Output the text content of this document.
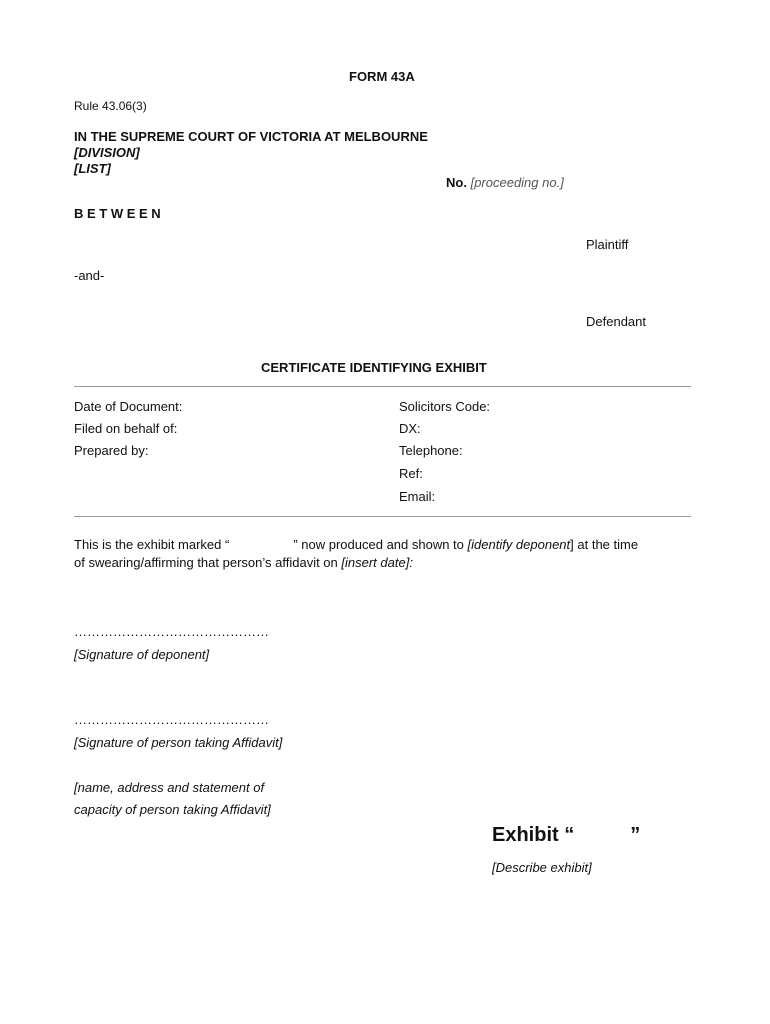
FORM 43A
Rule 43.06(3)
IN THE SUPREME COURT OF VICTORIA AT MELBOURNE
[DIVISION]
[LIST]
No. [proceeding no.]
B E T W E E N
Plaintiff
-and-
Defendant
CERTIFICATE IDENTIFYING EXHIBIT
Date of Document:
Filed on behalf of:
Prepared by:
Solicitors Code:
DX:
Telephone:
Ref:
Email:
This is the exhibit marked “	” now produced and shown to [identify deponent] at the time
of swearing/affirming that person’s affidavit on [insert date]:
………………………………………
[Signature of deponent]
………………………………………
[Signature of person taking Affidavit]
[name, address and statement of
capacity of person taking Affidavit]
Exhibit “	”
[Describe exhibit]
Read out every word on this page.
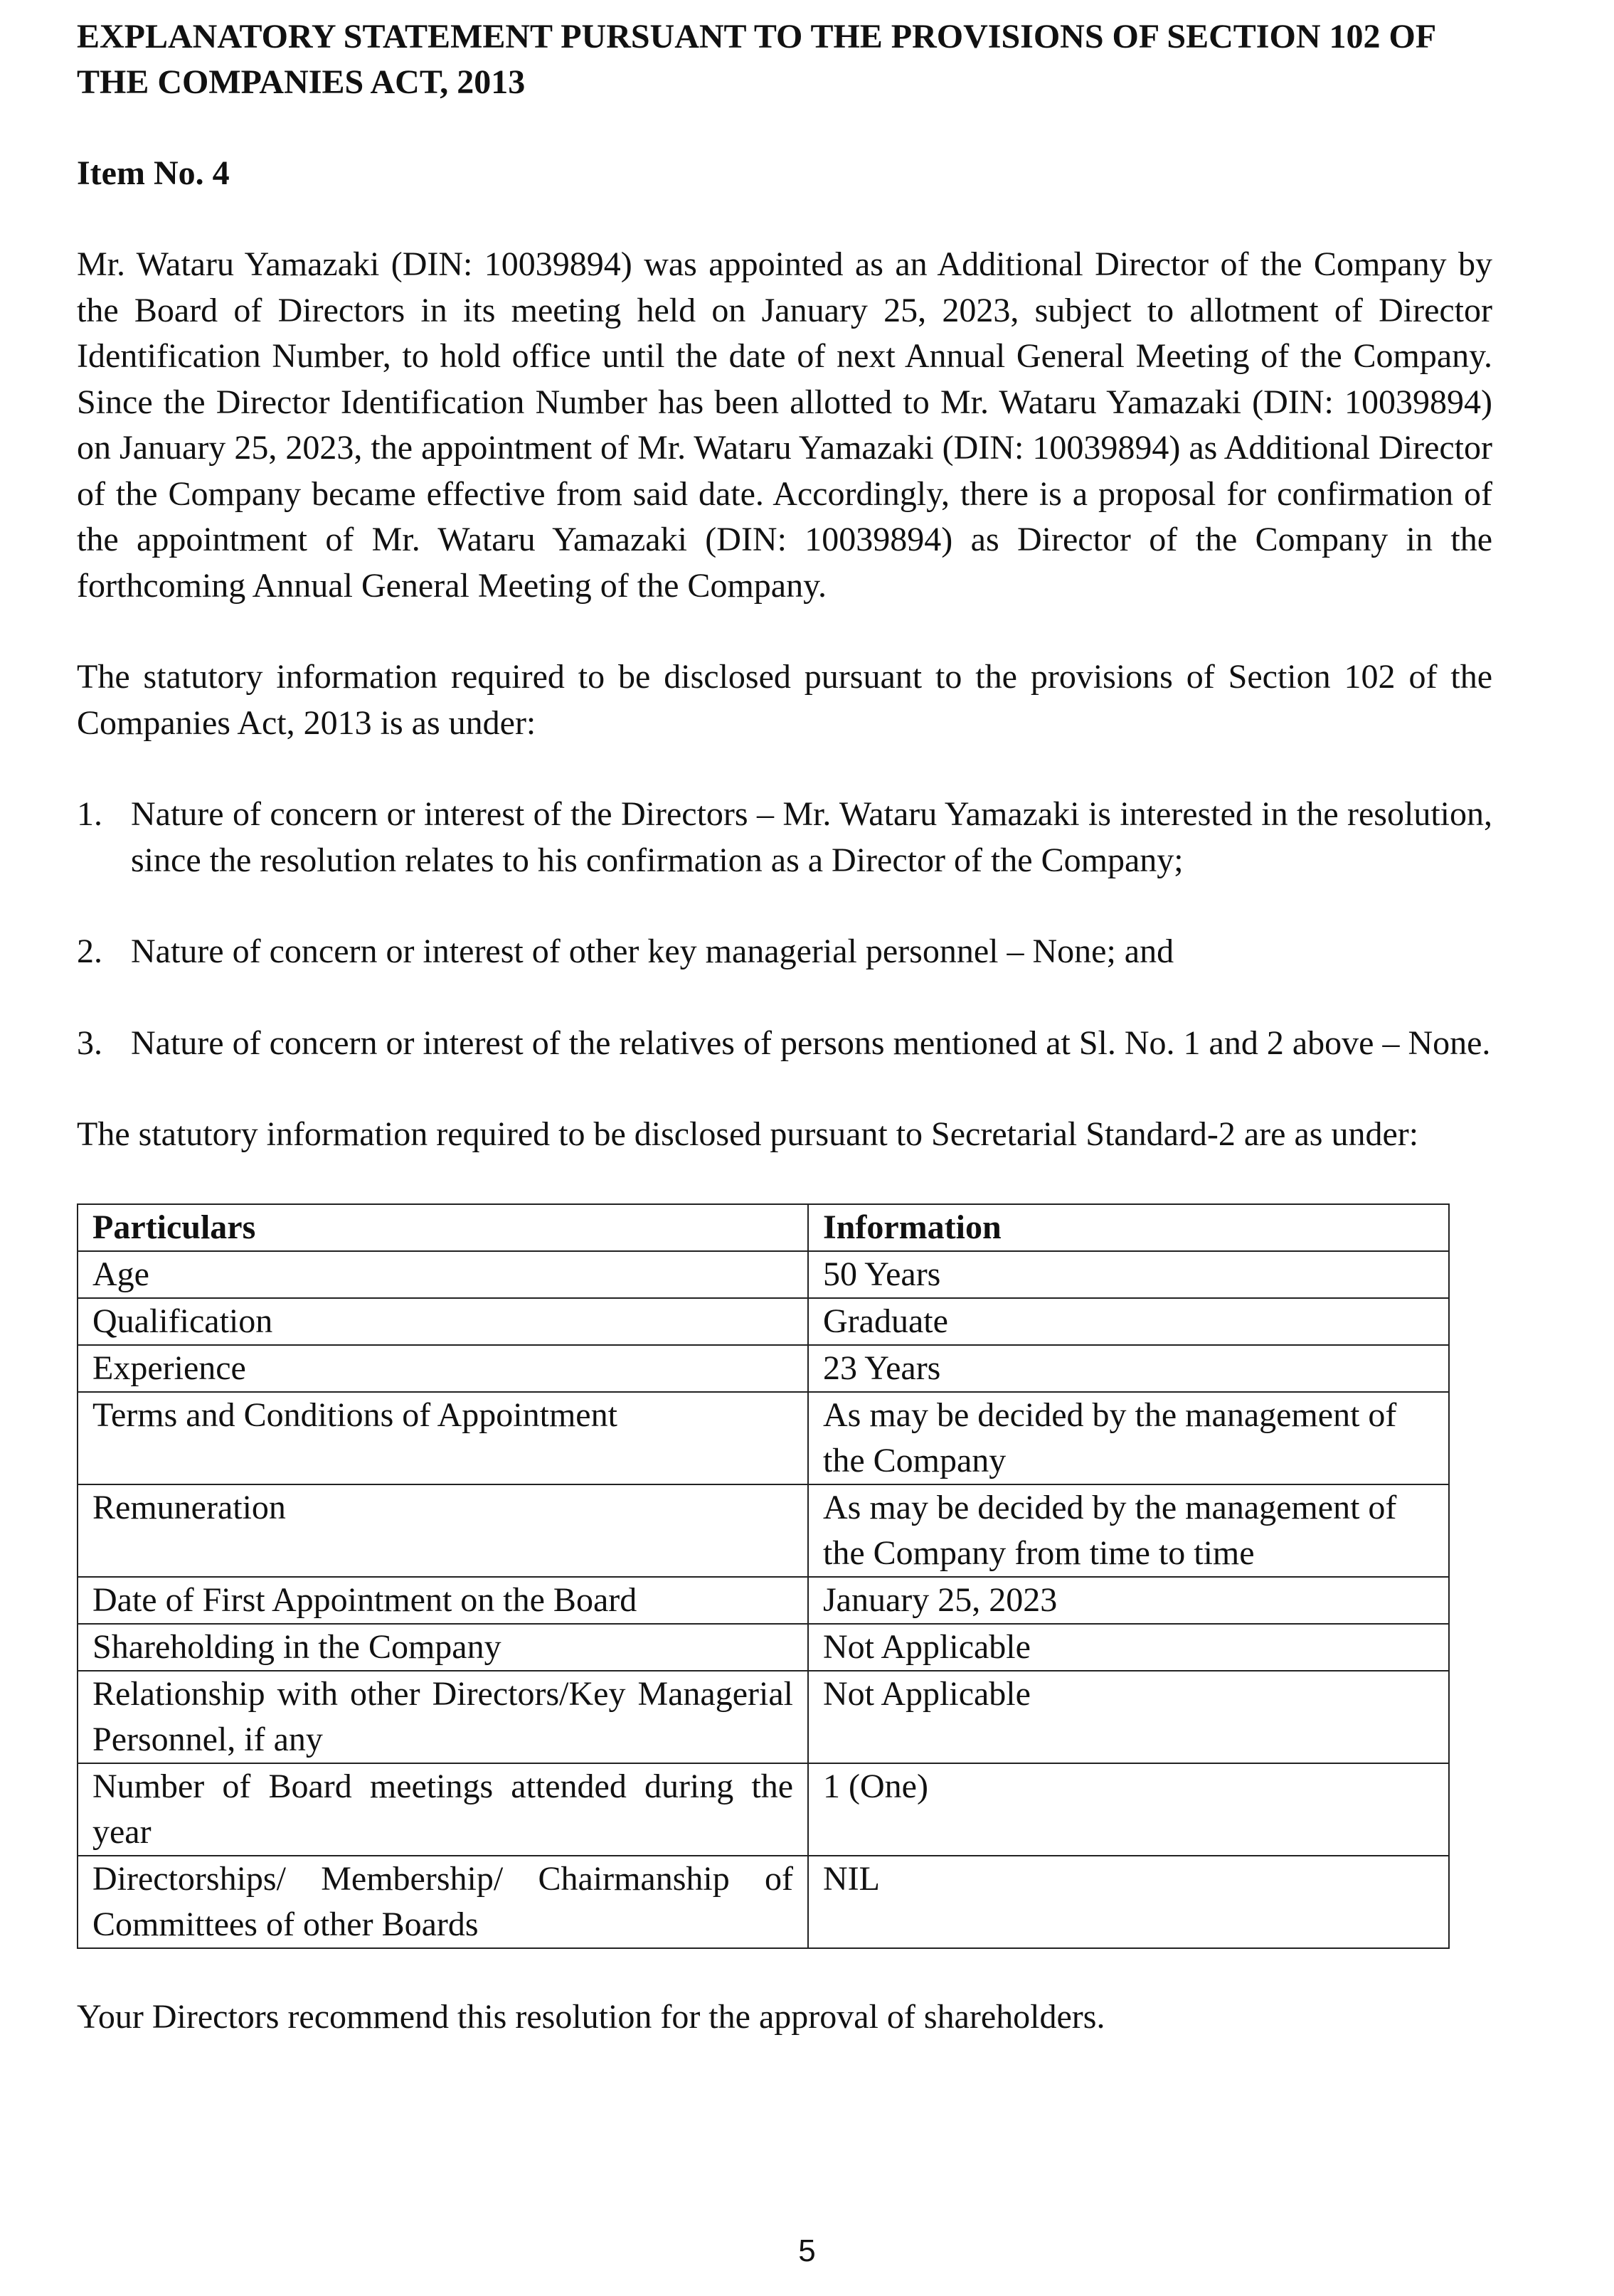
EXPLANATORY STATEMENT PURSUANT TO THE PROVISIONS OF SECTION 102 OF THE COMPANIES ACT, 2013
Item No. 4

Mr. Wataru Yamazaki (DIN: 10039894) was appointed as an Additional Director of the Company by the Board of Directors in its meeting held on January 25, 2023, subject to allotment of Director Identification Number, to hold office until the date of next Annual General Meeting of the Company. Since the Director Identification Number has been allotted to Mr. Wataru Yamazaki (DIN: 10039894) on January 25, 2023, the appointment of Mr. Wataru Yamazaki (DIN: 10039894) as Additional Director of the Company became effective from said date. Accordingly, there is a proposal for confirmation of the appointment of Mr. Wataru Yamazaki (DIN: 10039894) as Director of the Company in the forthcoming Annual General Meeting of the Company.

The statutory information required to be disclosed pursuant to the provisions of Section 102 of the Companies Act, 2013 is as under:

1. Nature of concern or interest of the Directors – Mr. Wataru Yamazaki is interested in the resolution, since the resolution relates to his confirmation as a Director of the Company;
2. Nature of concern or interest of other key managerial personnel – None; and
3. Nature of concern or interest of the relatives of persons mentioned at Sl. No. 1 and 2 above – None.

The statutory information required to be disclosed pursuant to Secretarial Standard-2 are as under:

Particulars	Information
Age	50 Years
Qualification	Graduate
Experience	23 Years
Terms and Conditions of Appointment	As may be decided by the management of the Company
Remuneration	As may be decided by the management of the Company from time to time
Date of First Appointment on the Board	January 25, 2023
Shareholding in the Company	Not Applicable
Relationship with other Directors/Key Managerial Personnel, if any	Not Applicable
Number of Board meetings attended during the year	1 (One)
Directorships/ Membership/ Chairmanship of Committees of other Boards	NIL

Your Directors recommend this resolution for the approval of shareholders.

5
- - - -
Required work:
Reproduce the entries above without change, omitting all pictures.

Full answer:
Output the text content of this document.
FORM 43A
Rule 43.06(3)
IN THE SUPREME COURT OF VICTORIA AT MELBOURNE
[DIVISION]
[LIST]
No. [proceeding no.]
B E T W E E N
Plaintiff
-and-
Defendant
CERTIFICATE IDENTIFYING EXHIBIT
Date of Document:
Filed on behalf of:
Prepared by:
Solicitors Code:
DX:
Telephone:
Ref:
Email:
This is the exhibit marked “	” now produced and shown to [identify deponent] at the time
of swearing/affirming that person’s affidavit on [insert date]:
………………………………………
[Signature of deponent]
………………………………………
[Signature of person taking Affidavit]
[name, address and statement of
capacity of person taking Affidavit]
Exhibit “	”
[Describe exhibit]
Read out every word on this page.
EXPLANATORY STATEMENT PURSUANT TO THE PROVISIONS OF SECTION 102 OF THE COMPANIES ACT, 2013
Item No. 4

Mr. Wataru Yamazaki (DIN: 10039894) was appointed as an Additional Director of the Company by the Board of Directors in its meeting held on January 25, 2023, subject to allotment of Director Identification Number, to hold office until the date of next Annual General Meeting of the Company. Since the Director Identification Number has been allotted to Mr. Wataru Yamazaki (DIN: 10039894) on January 25, 2023, the appointment of Mr. Wataru Yamazaki (DIN: 10039894) as Additional Director of the Company became effective from said date. Accordingly, there is a proposal for confirmation of the appointment of Mr. Wataru Yamazaki (DIN: 10039894) as Director of the Company in the forthcoming Annual General Meeting of the Company.

The statutory information required to be disclosed pursuant to the provisions of Section 102 of the Companies Act, 2013 is as under:

1. Nature of concern or interest of the Directors – Mr. Wataru Yamazaki is interested in the resolution, since the resolution relates to his confirmation as a Director of the Company;
2. Nature of concern or interest of other key managerial personnel – None; and
3. Nature of concern or interest of the relatives of persons mentioned at Sl. No. 1 and 2 above – None.

The statutory information required to be disclosed pursuant to Secretarial Standard-2 are as under:

Particulars	Information
Age	50 Years
Qualification	Graduate
Experience	23 Years
Terms and Conditions of Appointment	As may be decided by the management of the Company
Remuneration	As may be decided by the management of the Company from time to time
Date of First Appointment on the Board	January 25, 2023
Shareholding in the Company	Not Applicable
Relationship with other Directors/Key Managerial Personnel, if any	Not Applicable
Number of Board meetings attended during the year	1 (One)
Directorships/ Membership/ Chairmanship of Committees of other Boards	NIL

Your Directors recommend this resolution for the approval of shareholders.

5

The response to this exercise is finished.